Dataset items
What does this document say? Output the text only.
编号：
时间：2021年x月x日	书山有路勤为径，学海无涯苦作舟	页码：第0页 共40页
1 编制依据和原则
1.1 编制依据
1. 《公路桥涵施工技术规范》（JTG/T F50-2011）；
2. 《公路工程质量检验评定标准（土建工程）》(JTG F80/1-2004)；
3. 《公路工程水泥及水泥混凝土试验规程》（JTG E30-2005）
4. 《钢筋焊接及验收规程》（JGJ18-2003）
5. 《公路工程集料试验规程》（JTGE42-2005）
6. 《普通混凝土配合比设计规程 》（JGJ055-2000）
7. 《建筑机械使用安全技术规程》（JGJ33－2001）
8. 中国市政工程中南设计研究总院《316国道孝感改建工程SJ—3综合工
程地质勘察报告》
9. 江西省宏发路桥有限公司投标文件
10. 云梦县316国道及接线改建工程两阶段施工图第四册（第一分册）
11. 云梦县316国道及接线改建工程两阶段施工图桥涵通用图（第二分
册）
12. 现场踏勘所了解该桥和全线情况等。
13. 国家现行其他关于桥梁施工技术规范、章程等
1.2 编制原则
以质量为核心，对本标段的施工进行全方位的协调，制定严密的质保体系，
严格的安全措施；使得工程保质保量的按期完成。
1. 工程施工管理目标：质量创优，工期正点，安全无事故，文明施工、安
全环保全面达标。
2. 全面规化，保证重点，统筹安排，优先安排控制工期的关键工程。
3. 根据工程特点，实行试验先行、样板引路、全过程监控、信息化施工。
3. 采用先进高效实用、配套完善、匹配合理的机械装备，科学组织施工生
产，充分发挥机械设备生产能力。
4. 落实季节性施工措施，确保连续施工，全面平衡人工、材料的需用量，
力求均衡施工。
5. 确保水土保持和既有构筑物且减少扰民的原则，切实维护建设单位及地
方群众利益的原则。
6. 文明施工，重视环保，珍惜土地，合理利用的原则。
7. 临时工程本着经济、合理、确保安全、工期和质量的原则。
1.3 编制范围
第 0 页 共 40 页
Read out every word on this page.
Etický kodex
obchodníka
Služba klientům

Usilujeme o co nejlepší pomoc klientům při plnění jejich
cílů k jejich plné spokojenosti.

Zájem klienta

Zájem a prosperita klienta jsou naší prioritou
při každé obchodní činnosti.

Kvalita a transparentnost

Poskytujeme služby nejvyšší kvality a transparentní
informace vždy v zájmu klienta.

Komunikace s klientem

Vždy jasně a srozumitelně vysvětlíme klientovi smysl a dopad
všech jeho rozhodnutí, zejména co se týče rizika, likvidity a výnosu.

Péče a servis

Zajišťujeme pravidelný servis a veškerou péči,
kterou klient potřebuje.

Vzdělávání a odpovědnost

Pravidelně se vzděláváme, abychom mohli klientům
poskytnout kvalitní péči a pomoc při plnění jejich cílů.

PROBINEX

[Directions for this task] Go through the material line by line. Show each line that contains the string "jejich".

[The answer]
Usilujeme o co nejlepší pomoc klientům při plnění jejich
cílů k jejich plné spokojenosti.
poskytnout kvalitní péči a pomoc při plnění jejich cílů.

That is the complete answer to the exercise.